__Task to carry out__
Extract every line that includes the string "this".
+++ Raw records +++
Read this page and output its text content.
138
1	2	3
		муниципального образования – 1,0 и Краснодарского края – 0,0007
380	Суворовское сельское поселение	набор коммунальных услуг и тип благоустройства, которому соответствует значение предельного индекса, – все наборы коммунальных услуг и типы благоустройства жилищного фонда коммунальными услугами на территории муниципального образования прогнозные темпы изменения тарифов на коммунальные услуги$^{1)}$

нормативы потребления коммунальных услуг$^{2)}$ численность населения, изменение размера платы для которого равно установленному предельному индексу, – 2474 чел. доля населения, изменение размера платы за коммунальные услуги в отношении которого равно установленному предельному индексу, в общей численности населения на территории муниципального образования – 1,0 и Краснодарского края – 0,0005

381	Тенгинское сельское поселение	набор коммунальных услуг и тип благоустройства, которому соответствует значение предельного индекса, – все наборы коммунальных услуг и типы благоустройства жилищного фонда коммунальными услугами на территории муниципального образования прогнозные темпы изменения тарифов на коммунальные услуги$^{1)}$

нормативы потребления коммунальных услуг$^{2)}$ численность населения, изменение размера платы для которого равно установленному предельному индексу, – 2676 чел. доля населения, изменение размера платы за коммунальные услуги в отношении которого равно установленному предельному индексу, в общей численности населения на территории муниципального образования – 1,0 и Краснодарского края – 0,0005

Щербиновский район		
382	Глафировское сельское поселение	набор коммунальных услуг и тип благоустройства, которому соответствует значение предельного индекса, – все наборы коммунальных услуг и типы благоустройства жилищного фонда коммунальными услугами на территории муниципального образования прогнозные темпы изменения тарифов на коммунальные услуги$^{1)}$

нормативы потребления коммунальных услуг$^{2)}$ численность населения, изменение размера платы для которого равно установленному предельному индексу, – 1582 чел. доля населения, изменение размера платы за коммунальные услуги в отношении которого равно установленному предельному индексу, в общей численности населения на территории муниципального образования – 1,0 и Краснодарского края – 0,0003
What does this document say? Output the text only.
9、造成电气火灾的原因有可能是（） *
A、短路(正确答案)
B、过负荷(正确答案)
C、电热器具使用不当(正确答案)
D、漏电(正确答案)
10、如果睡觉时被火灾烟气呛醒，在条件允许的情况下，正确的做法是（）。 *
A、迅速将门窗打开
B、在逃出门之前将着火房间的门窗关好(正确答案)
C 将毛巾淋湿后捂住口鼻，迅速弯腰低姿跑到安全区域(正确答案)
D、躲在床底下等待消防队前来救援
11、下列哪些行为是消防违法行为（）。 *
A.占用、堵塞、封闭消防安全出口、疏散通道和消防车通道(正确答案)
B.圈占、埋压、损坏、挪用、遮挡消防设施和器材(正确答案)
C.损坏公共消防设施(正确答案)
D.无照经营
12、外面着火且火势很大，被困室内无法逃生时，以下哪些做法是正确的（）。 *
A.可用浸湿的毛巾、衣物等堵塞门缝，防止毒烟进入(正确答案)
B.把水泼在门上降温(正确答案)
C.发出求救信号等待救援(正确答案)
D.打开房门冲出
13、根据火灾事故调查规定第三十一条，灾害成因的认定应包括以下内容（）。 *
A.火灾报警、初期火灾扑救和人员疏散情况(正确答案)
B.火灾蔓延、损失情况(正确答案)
+++
__Exercise solution__
Read this page and output its text content.
What does this document say? Output the text only.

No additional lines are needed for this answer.